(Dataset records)
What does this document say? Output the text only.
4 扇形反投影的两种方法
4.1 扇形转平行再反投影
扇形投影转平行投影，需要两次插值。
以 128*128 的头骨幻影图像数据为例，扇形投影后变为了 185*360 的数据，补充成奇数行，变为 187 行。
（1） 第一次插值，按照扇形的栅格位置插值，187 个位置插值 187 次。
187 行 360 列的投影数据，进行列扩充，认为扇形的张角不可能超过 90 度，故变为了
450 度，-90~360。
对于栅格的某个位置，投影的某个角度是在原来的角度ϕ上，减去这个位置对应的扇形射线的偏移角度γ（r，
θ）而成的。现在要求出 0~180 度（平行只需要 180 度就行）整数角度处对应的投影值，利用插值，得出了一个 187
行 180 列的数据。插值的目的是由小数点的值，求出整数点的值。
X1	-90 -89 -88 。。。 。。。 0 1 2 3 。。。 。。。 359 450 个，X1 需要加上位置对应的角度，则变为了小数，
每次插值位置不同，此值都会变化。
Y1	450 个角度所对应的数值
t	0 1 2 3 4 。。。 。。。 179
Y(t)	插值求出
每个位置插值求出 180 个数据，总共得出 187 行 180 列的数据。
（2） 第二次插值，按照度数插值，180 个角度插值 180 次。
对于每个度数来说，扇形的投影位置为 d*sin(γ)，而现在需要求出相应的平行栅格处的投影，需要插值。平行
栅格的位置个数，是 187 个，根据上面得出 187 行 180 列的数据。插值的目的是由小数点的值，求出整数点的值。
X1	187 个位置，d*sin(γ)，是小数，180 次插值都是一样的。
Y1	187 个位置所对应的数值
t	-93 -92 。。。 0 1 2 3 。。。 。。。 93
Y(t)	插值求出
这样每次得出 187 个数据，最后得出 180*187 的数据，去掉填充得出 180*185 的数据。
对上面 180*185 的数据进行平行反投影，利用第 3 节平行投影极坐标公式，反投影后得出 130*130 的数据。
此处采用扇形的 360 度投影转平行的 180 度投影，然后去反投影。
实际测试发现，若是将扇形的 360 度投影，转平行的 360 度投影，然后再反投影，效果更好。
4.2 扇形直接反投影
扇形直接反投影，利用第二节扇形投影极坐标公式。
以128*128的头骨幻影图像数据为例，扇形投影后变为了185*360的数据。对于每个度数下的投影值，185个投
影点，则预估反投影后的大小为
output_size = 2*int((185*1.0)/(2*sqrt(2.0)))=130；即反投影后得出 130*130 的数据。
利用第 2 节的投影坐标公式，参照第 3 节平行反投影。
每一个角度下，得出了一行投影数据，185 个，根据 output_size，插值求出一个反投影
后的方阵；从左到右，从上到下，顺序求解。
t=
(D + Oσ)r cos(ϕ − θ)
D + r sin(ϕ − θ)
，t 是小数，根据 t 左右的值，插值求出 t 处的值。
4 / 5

> **Task requirements**
Transcribe each entry exactly.

> **Output for this exercise**
What does this document say? Output the text only.
4 扇形反投影的两种方法
4.1 扇形转平行再反投影
扇形投影转平行投影，需要两次插值。
以 128*128 的头骨幻影图像数据为例，扇形投影后变为了 185*360 的数据，补充成奇数行，变为 187 行。
（1） 第一次插值，按照扇形的栅格位置插值，187 个位置插值 187 次。
187 行 360 列的投影数据，进行列扩充，认为扇形的张角不可能超过 90 度，故变为了
450 度，-90~360。
对于栅格的某个位置，投影的某个角度是在原来的角度ϕ上，减去这个位置对应的扇形射线的偏移角度γ（r，
θ）而成的。现在要求出 0~180 度（平行只需要 180 度就行）整数角度处对应的投影值，利用插值，得出了一个 187
行 180 列的数据。插值的目的是由小数点的值，求出整数点的值。
X1	-90 -89 -88 。。。 。。。 0 1 2 3 。。。 。。。 359 450 个，X1 需要加上位置对应的角度，则变为了小数，
每次插值位置不同，此值都会变化。
Y1	450 个角度所对应的数值
t	0 1 2 3 4 。。。 。。。 179
Y(t)	插值求出
每个位置插值求出 180 个数据，总共得出 187 行 180 列的数据。
（2） 第二次插值，按照度数插值，180 个角度插值 180 次。
对于每个度数来说，扇形的投影位置为 d*sin(γ)，而现在需要求出相应的平行栅格处的投影，需要插值。平行
栅格的位置个数，是 187 个，根据上面得出 187 行 180 列的数据。插值的目的是由小数点的值，求出整数点的值。
X1	187 个位置，d*sin(γ)，是小数，180 次插值都是一样的。
Y1	187 个位置所对应的数值
t	-93 -92 。。。 0 1 2 3 。。。 。。。 93
Y(t)	插值求出
这样每次得出 187 个数据，最后得出 180*187 的数据，去掉填充得出 180*185 的数据。
对上面 180*185 的数据进行平行反投影，利用第 3 节平行投影极坐标公式，反投影后得出 130*130 的数据。
此处采用扇形的 360 度投影转平行的 180 度投影，然后去反投影。
实际测试发现，若是将扇形的 360 度投影，转平行的 360 度投影，然后再反投影，效果更好。
4.2 扇形直接反投影
扇形直接反投影，利用第二节扇形投影极坐标公式。
以128*128的头骨幻影图像数据为例，扇形投影后变为了185*360的数据。对于每个度数下的投影值，185个投
影点，则预估反投影后的大小为
output_size = 2*int((185*1.0)/(2*sqrt(2.0)))=130；即反投影后得出 130*130 的数据。
利用第 2 节的投影坐标公式，参照第 3 节平行反投影。
每一个角度下，得出了一行投影数据，185 个，根据 output_size，插值求出一个反投影
后的方阵；从左到右，从上到下，顺序求解。
t=
(D + Oσ)r cos(ϕ − θ)
D + r sin(ϕ − θ)
，t 是小数，根据 t 左右的值，插值求出 t 处的值。
4 / 5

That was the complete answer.